[DOCUMENT EXCERPT]
=== Begin Enclosure ===

The exact mechanics of designing a new glyph is beyond the scope the scope of thesnark.org, and varies from application to application. If you are unfamiliar with creating glyphs already, you may want to seek a professional to add the design to your font. Commonly the original designers or vendors of typefaces have retained the right to do so themselves, and may perform such for little, if any fee. Even if you are licensed to do so yourself, who would better than the original architect of the letters to update the font? Send them here if they need to learn more!
Design Specification: Snark (to link)
3. Encoding the snark in a font (top)
Now that you have created a snark, what to do with it? There must be a way for people to reach it. If it is encoded in the Unicode Private Use Area, then it won’t get in the way of any official characters. People can select it from a character-picker application and past it in to documents where they want to use it.
While you have the discretion to name a character virtually anything, and to encode it where you like, this can make it difficult to work with others, or even find your own glyphs in a large list. The snark organization has two recommendations that should make it easy for developers to work, share scripts and communicate about the snark.
Glyph Name: snark
PUA Codepoint: #E2D2
4. Adding the snark to an OpenType font (top)
So you kerned the tilde closer to the period, and that was great. Then, you decided the snark need a little tuning to really look right? Now you have drawn, scanned, and redrawn with curves the perfect snark for your font. It cuts and pastes perfectly into your documents, but that is not anywhere near as convenient. What are you to do?

=== End Enclosure ===

[Structured page parsing data]
=== Begin Enclosure ===

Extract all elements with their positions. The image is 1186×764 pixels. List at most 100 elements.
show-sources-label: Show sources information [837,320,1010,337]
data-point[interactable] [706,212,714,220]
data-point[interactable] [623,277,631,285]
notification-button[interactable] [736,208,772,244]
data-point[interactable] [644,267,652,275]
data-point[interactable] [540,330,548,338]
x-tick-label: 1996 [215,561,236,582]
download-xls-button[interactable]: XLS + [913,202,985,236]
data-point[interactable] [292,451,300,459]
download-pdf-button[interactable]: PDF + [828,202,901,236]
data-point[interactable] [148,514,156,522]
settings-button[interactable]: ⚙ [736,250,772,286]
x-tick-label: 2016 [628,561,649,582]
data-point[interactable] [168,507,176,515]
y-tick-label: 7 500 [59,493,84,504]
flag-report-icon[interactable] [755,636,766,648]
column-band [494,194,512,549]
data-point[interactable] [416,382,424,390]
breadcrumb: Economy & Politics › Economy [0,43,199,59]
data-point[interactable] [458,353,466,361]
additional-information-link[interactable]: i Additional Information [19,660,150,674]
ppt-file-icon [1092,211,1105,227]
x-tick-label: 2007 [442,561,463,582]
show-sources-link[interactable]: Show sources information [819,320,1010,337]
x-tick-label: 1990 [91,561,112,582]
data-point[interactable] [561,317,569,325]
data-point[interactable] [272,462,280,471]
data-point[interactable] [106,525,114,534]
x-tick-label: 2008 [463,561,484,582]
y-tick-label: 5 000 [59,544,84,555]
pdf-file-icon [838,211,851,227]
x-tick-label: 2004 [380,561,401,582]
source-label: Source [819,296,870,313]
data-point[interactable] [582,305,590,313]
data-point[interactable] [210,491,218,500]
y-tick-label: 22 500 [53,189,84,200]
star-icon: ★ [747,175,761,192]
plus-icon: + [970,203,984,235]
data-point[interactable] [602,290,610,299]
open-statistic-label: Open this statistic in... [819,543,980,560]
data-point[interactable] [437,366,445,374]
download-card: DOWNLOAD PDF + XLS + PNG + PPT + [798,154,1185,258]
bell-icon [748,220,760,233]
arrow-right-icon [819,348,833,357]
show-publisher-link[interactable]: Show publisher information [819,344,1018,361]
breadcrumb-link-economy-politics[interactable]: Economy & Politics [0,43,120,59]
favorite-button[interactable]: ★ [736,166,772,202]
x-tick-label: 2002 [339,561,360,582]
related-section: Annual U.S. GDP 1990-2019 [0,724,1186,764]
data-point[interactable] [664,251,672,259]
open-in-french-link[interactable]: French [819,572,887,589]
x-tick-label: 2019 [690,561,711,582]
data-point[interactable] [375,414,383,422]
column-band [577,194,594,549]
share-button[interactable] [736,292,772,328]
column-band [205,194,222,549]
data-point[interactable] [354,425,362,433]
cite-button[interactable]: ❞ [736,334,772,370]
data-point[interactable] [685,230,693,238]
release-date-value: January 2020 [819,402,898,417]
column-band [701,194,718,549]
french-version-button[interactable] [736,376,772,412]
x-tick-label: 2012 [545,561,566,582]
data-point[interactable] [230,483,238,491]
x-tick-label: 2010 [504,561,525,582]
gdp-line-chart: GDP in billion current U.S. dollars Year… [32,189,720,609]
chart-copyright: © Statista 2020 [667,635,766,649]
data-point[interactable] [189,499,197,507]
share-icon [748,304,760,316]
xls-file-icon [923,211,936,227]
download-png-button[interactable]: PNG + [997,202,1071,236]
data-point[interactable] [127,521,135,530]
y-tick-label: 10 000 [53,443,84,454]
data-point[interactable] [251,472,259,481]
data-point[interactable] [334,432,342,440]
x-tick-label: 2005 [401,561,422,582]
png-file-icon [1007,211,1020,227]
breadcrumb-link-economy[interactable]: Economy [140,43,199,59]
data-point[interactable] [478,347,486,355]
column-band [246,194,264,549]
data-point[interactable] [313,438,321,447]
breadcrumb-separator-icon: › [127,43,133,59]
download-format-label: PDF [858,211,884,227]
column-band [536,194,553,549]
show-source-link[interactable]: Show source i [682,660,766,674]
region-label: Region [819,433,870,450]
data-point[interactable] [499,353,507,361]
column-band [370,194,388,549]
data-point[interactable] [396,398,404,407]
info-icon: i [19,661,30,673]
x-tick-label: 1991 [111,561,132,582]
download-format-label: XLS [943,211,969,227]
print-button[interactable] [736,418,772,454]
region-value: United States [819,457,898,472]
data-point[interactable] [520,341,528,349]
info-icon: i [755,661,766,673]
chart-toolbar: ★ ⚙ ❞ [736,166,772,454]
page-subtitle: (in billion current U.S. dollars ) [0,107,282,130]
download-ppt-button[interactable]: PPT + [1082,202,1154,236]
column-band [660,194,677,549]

=== End Enclosure ===

[ASSIGNMENT 1]
In the snark font guide, list the three things the reader is said to have done to produce the perfect snark for their font.
[ASSIGNMENT 2]
Duplicate the part of the snark font guide that runs from "The exact mechanics" down to "Snark (to link)".
[ASSIGNMENT 3]
Which PUA codepoint does the snark font guide recommend for the snark?
Answer using only the snark font guide.

[EXPECTED ANSWER 1]
Drawn, scanned, and redrawn with curves.

[EXPECTED ANSWER 2]
The exact mechanics of designing a new glyph is beyond the scope the scope of thesnark.org, and varies from application to application. If you are unfamiliar with creating glyphs already, you may want to seek a professional to add the design to your font. Commonly the original designers or vendors of typefaces have retained the right to do so themselves, and may perform such for little, if any fee. Even if you are licensed to do so yourself, who would better than the original architect of the letters to update the font? Send them here if they need to learn more!
Design Specification: Snark (to link)

[EXPECTED ANSWER 3]
#E2D2